Copy out each line of the listing that has the word "What" in it.

● **Given data**
══════
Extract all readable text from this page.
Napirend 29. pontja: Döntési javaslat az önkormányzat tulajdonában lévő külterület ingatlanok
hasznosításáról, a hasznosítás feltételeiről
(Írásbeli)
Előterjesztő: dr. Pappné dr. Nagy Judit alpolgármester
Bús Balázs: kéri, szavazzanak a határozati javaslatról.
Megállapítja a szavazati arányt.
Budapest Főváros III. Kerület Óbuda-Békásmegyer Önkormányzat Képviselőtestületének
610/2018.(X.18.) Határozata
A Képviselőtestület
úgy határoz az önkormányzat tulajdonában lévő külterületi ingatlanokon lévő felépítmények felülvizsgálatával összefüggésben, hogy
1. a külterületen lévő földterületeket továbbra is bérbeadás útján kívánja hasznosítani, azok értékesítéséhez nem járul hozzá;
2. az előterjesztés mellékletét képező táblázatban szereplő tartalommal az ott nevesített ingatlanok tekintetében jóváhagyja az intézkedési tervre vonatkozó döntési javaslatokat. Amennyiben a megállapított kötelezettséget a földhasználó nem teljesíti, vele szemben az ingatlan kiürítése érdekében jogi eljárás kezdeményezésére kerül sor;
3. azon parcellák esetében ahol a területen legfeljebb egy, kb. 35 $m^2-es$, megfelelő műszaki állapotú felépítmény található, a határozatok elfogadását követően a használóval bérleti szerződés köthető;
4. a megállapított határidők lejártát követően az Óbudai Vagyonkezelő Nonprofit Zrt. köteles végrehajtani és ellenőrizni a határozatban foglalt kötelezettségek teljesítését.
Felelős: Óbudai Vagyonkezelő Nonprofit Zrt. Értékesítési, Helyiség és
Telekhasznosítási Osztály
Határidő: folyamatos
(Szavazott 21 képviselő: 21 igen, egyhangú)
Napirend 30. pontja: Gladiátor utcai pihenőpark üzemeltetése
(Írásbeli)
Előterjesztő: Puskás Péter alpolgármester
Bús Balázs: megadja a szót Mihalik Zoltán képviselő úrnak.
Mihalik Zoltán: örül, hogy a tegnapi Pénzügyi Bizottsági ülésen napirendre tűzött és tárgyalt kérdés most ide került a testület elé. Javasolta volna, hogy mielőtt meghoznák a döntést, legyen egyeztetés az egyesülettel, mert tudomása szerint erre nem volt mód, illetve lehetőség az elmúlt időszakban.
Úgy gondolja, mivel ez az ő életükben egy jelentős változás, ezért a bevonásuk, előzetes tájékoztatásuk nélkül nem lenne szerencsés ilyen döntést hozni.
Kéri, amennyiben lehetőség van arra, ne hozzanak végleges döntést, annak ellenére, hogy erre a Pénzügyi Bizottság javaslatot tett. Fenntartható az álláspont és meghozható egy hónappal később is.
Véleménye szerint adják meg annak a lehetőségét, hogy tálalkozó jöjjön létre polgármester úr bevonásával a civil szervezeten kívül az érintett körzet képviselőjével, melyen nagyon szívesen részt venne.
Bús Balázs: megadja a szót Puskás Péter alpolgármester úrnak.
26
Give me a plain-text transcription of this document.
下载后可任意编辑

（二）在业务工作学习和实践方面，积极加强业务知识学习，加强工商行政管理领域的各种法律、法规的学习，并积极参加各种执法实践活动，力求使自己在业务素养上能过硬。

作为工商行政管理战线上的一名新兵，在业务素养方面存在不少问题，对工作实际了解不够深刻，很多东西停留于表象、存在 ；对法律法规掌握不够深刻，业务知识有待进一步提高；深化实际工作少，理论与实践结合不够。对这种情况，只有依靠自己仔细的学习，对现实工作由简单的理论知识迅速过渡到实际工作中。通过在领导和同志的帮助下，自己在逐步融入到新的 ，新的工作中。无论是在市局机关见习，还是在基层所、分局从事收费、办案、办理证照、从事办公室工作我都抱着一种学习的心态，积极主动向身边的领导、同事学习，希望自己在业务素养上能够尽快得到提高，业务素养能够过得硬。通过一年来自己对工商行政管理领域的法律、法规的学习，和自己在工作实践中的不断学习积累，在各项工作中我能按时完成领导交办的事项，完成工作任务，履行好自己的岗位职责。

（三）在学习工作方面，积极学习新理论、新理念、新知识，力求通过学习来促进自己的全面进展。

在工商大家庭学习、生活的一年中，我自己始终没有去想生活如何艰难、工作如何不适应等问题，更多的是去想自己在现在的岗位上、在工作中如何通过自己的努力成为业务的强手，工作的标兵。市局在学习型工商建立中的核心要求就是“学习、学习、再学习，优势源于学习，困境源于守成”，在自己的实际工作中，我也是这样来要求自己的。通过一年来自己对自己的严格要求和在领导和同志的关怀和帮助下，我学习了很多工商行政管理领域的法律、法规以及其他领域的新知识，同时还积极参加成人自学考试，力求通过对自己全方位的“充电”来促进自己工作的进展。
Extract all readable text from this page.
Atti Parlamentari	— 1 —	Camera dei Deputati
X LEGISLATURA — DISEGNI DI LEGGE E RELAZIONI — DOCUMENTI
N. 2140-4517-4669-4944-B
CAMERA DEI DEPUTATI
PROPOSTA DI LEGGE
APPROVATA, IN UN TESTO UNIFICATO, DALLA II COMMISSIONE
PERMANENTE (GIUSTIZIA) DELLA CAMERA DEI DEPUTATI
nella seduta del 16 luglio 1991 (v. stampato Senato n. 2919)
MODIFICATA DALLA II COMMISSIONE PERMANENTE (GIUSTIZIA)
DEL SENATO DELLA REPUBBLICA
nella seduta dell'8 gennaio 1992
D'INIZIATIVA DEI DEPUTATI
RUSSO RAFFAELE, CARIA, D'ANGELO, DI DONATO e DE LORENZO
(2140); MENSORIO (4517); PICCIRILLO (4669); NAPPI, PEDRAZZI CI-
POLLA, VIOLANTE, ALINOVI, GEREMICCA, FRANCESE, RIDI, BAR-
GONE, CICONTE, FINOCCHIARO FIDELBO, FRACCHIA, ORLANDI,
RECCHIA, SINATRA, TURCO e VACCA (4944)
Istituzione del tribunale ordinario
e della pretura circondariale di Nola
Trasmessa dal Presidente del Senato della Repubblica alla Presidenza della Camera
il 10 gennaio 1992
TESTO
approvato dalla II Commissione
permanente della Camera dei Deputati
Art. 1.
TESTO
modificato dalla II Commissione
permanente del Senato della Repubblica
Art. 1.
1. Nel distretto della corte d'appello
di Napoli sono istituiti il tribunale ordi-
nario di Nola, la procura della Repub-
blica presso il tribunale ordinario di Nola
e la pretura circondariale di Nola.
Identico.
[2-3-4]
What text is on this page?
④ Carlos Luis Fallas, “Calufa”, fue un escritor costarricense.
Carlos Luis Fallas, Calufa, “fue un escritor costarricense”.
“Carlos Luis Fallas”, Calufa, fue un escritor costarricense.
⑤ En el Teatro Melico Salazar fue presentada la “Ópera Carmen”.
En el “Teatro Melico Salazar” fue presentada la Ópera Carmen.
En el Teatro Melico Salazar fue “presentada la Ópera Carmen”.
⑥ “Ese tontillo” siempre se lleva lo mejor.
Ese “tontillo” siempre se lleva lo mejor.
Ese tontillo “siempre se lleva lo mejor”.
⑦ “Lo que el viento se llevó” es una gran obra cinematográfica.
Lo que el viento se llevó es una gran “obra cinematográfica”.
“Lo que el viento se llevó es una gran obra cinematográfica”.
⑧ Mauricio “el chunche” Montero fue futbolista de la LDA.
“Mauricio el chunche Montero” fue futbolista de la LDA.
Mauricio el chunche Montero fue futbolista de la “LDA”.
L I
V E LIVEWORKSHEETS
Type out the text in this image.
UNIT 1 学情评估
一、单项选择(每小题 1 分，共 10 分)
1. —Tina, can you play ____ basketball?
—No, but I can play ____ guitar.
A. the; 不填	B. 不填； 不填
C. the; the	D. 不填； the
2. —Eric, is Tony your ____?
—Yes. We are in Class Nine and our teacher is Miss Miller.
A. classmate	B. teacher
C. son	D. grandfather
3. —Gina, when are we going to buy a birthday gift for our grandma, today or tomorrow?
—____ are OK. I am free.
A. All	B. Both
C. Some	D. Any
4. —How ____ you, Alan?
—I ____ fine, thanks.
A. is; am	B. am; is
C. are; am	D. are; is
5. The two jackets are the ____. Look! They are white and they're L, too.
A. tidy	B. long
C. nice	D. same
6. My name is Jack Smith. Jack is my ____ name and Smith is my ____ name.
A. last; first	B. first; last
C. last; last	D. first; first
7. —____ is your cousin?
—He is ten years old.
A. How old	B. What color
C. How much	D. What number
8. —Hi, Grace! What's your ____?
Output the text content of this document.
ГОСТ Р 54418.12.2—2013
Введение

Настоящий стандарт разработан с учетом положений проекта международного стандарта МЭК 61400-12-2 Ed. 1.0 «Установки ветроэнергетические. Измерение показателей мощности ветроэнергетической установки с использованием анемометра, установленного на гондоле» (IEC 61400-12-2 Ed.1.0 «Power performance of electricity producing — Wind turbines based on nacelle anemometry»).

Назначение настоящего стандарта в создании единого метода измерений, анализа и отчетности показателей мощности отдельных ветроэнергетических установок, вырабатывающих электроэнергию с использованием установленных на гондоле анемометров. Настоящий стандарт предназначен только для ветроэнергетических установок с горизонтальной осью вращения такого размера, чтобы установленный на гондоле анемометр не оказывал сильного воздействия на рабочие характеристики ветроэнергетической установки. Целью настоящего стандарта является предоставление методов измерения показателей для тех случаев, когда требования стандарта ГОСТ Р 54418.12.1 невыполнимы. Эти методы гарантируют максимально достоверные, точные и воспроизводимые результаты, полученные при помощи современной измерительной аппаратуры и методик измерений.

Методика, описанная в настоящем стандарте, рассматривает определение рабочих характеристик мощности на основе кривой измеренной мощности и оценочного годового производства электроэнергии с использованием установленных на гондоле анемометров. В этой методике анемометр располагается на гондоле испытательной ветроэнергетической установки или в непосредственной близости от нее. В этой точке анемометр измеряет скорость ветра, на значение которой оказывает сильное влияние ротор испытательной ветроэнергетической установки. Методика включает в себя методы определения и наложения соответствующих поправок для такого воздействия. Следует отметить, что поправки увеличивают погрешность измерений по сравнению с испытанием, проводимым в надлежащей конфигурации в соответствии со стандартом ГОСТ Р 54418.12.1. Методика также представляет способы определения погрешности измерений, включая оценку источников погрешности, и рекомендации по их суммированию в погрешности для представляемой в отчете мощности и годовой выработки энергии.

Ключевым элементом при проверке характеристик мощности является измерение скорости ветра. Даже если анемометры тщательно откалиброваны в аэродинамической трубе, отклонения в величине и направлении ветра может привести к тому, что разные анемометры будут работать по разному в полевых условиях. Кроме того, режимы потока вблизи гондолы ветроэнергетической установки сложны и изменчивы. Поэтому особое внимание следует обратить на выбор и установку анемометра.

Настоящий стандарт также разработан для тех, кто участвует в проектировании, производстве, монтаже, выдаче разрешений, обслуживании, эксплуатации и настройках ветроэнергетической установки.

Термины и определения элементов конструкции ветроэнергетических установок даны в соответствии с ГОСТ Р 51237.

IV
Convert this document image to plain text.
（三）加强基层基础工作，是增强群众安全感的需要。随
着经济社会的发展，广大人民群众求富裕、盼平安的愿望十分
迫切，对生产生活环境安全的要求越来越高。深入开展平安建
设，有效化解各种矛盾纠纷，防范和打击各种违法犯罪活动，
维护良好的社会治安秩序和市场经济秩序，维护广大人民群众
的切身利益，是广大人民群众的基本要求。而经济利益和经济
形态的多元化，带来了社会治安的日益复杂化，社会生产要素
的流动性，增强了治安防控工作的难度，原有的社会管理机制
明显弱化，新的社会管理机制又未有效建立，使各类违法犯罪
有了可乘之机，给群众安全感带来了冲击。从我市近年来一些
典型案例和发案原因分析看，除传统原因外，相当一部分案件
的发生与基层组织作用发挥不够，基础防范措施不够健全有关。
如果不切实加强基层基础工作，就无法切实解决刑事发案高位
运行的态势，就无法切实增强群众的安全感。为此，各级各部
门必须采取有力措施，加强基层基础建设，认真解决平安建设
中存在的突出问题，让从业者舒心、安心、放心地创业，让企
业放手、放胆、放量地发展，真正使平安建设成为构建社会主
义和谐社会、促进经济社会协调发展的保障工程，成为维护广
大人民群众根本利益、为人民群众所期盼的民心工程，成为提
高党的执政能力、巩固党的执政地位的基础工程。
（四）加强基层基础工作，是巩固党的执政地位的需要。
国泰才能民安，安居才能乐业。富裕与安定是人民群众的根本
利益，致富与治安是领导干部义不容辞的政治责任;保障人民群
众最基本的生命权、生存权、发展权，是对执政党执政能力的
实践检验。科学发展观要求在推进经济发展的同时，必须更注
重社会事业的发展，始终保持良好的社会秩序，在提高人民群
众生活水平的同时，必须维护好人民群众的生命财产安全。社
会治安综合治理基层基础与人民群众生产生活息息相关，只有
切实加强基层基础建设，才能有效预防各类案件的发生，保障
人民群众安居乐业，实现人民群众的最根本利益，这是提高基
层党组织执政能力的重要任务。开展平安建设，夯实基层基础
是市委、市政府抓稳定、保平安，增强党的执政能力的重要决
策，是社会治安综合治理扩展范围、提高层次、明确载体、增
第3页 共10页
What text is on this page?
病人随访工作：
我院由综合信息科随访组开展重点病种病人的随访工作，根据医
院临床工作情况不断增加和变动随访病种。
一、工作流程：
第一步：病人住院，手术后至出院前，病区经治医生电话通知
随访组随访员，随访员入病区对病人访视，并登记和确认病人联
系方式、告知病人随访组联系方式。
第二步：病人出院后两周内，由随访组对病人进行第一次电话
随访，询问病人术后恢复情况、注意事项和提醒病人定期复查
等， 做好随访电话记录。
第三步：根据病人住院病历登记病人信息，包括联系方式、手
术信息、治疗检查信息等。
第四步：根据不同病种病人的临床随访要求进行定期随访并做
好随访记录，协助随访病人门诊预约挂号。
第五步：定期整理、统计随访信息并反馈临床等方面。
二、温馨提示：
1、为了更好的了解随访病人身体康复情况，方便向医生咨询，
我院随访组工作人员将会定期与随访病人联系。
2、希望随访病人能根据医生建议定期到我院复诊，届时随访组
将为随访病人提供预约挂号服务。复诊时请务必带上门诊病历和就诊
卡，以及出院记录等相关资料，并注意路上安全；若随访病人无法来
══════
● **Exercise output**
What text is on this page?
A. How old	B. What color
C. How much	D. What number
8. —Hi, Grace! What's your ____?
What text is on this page?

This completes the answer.